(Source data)
^^^^^^^^^^^^^^^^
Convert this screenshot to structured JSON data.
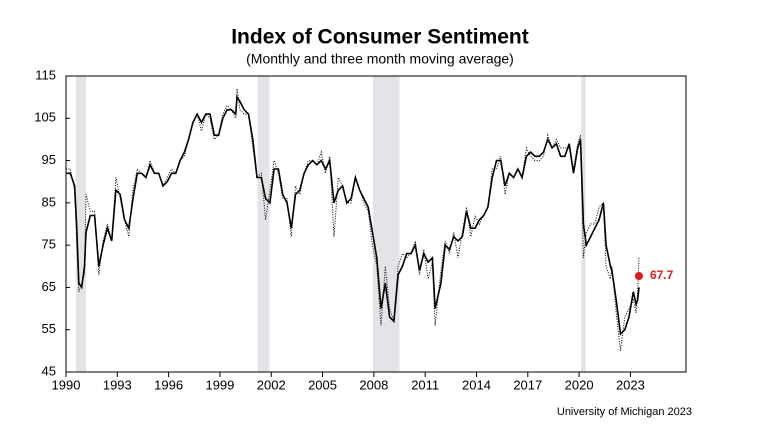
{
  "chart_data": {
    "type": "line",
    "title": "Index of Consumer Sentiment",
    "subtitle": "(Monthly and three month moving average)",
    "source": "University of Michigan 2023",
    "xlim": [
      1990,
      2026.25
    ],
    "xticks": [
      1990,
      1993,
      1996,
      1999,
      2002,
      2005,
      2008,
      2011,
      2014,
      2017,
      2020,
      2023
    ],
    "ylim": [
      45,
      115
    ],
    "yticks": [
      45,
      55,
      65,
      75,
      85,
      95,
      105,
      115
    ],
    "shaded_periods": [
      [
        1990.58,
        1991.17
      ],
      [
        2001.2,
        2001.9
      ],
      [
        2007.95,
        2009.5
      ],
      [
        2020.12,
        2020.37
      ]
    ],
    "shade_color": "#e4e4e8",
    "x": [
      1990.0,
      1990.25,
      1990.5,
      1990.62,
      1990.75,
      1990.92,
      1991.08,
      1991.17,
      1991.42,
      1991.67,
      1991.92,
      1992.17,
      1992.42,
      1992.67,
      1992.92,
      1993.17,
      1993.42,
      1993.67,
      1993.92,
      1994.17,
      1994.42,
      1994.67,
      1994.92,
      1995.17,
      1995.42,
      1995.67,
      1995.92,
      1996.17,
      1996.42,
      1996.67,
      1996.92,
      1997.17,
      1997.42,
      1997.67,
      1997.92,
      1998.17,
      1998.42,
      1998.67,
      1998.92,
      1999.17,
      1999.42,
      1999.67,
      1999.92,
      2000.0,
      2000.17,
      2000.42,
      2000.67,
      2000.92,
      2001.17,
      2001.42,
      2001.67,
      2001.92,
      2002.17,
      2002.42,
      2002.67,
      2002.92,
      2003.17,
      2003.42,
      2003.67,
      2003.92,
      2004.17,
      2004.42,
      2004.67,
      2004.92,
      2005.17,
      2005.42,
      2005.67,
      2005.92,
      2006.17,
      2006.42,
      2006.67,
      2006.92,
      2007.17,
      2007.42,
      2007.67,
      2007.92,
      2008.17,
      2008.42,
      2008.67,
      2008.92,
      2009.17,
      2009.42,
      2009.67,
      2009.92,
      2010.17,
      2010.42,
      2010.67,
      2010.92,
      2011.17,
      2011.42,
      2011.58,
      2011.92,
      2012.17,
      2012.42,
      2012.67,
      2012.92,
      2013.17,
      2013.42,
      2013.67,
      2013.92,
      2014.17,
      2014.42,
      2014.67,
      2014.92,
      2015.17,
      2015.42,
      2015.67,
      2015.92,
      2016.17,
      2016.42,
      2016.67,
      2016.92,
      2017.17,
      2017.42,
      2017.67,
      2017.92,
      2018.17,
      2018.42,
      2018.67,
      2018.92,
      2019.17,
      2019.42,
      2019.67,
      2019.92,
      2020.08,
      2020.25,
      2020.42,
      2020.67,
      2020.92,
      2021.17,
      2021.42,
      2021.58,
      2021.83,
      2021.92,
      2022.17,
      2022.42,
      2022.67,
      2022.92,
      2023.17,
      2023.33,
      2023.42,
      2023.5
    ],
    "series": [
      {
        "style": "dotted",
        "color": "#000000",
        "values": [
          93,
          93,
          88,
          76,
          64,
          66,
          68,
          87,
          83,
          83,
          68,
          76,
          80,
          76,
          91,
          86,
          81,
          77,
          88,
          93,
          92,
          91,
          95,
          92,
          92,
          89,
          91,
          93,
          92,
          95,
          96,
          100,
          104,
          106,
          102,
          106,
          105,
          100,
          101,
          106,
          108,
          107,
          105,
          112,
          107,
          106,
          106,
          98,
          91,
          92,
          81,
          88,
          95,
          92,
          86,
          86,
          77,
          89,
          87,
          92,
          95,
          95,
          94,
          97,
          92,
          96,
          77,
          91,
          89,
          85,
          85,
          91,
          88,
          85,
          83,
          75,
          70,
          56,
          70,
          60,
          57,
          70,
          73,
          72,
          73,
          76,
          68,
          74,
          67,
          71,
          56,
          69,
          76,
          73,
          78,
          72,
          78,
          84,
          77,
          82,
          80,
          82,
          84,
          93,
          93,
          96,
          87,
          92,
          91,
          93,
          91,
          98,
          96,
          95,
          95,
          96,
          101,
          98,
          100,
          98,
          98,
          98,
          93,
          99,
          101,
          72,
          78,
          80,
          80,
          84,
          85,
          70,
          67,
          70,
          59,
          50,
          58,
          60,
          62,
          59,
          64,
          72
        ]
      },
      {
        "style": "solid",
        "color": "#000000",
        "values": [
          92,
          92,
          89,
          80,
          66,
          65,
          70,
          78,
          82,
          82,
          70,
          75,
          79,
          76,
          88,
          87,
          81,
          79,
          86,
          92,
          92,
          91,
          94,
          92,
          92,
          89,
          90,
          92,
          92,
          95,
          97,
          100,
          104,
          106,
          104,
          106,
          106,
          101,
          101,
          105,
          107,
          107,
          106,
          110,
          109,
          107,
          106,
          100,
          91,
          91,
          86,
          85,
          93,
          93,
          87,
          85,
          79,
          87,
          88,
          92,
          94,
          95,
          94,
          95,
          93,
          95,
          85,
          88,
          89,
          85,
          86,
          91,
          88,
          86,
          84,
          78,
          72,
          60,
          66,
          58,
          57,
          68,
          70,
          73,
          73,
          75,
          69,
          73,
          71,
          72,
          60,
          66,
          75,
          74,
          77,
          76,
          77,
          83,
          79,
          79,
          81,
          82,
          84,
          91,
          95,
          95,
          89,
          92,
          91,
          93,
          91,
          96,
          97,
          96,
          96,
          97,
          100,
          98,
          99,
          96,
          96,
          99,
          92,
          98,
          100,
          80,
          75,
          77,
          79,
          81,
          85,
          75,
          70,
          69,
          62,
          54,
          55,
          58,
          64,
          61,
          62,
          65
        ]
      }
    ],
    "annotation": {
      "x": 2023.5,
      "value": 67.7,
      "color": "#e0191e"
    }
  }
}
^^^^^^^^^^^^^^^^
DIRECTIONS FOR THIS TASK | Write out each line of the data exactly; the images should be left out.

TASK OUTPUT |
Convert this screenshot to structured JSON data.
{
  "chart_data": {
    "type": "line",
    "title": "Index of Consumer Sentiment",
    "subtitle": "(Monthly and three month moving average)",
    "source": "University of Michigan 2023",
    "xlim": [
      1990,
      2026.25
    ],
    "xticks": [
      1990,
      1993,
      1996,
      1999,
      2002,
      2005,
      2008,
      2011,
      2014,
      2017,
      2020,
      2023
    ],
    "ylim": [
      45,
      115
    ],
    "yticks": [
      45,
      55,
      65,
      75,
      85,
      95,
      105,
      115
    ],
    "shaded_periods": [
      [
        1990.58,
        1991.17
      ],
      [
        2001.2,
        2001.9
      ],
      [
        2007.95,
        2009.5
      ],
      [
        2020.12,
        2020.37
      ]
    ],
    "shade_color": "#e4e4e8",
    "x": [
      1990.0,
      1990.25,
      1990.5,
      1990.62,
      1990.75,
      1990.92,
      1991.08,
      1991.17,
      1991.42,
      1991.67,
      1991.92,
      1992.17,
      1992.42,
      1992.67,
      1992.92,
      1993.17,
      1993.42,
      1993.67,
      1993.92,
      1994.17,
      1994.42,
      1994.67,
      1994.92,
      1995.17,
      1995.42,
      1995.67,
      1995.92,
      1996.17,
      1996.42,
      1996.67,
      1996.92,
      1997.17,
      1997.42,
      1997.67,
      1997.92,
      1998.17,
      1998.42,
      1998.67,
      1998.92,
      1999.17,
      1999.42,
      1999.67,
      1999.92,
      2000.0,
      2000.17,
      2000.42,
      2000.67,
      2000.92,
      2001.17,
      2001.42,
      2001.67,
      2001.92,
      2002.17,
      2002.42,
      2002.67,
      2002.92,
      2003.17,
      2003.42,
      2003.67,
      2003.92,
      2004.17,
      2004.42,
      2004.67,
      2004.92,
      2005.17,
      2005.42,
      2005.67,
      2005.92,
      2006.17,
      2006.42,
      2006.67,
      2006.92,
      2007.17,
      2007.42,
      2007.67,
      2007.92,
      2008.17,
      2008.42,
      2008.67,
      2008.92,
      2009.17,
      2009.42,
      2009.67,
      2009.92,
      2010.17,
      2010.42,
      2010.67,
      2010.92,
      2011.17,
      2011.42,
      2011.58,
      2011.92,
      2012.17,
      2012.42,
      2012.67,
      2012.92,
      2013.17,
      2013.42,
      2013.67,
      2013.92,
      2014.17,
      2014.42,
      2014.67,
      2014.92,
      2015.17,
      2015.42,
      2015.67,
      2015.92,
      2016.17,
      2016.42,
      2016.67,
      2016.92,
      2017.17,
      2017.42,
      2017.67,
      2017.92,
      2018.17,
      2018.42,
      2018.67,
      2018.92,
      2019.17,
      2019.42,
      2019.67,
      2019.92,
      2020.08,
      2020.25,
      2020.42,
      2020.67,
      2020.92,
      2021.17,
      2021.42,
      2021.58,
      2021.83,
      2021.92,
      2022.17,
      2022.42,
      2022.67,
      2022.92,
      2023.17,
      2023.33,
      2023.42,
      2023.5
    ],
    "series": [
      {
        "style": "dotted",
        "color": "#000000",
        "values": [
          93,
          93,
          88,
          76,
          64,
          66,
          68,
          87,
          83,
          83,
          68,
          76,
          80,
          76,
          91,
          86,
          81,
          77,
          88,
          93,
          92,
          91,
          95,
          92,
          92,
          89,
          91,
          93,
          92,
          95,
          96,
          100,
          104,
          106,
          102,
          106,
          105,
          100,
          101,
          106,
          108,
          107,
          105,
          112,
          107,
          106,
          106,
          98,
          91,
          92,
          81,
          88,
          95,
          92,
          86,
          86,
          77,
          89,
          87,
          92,
          95,
          95,
          94,
          97,
          92,
          96,
          77,
          91,
          89,
          85,
          85,
          91,
          88,
          85,
          83,
          75,
          70,
          56,
          70,
          60,
          57,
          70,
          73,
          72,
          73,
          76,
          68,
          74,
          67,
          71,
          56,
          69,
          76,
          73,
          78,
          72,
          78,
          84,
          77,
          82,
          80,
          82,
          84,
          93,
          93,
          96,
          87,
          92,
          91,
          93,
          91,
          98,
          96,
          95,
          95,
          96,
          101,
          98,
          100,
          98,
          98,
          98,
          93,
          99,
          101,
          72,
          78,
          80,
          80,
          84,
          85,
          70,
          67,
          70,
          59,
          50,
          58,
          60,
          62,
          59,
          64,
          72
        ]
      },
      {
        "style": "solid",
        "color": "#000000",
        "values": [
          92,
          92,
          89,
          80,
          66,
          65,
          70,
          78,
          82,
          82,
          70,
          75,
          79,
          76,
          88,
          87,
          81,
          79,
          86,
          92,
          92,
          91,
          94,
          92,
          92,
          89,
          90,
          92,
          92,
          95,
          97,
          100,
          104,
          106,
          104,
          106,
          106,
          101,
          101,
          105,
          107,
          107,
          106,
          110,
          109,
          107,
          106,
          100,
          91,
          91,
          86,
          85,
          93,
          93,
          87,
          85,
          79,
          87,
          88,
          92,
          94,
          95,
          94,
          95,
          93,
          95,
          85,
          88,
          89,
          85,
          86,
          91,
          88,
          86,
          84,
          78,
          72,
          60,
          66,
          58,
          57,
          68,
          70,
          73,
          73,
          75,
          69,
          73,
          71,
          72,
          60,
          66,
          75,
          74,
          77,
          76,
          77,
          83,
          79,
          79,
          81,
          82,
          84,
          91,
          95,
          95,
          89,
          92,
          91,
          93,
          91,
          96,
          97,
          96,
          96,
          97,
          100,
          98,
          99,
          96,
          96,
          99,
          92,
          98,
          100,
          80,
          75,
          77,
          79,
          81,
          85,
          75,
          70,
          69,
          62,
          54,
          55,
          58,
          64,
          61,
          62,
          65
        ]
      }
    ],
    "annotation": {
      "x": 2023.5,
      "value": 67.7,
      "color": "#e0191e"
    }
  }
}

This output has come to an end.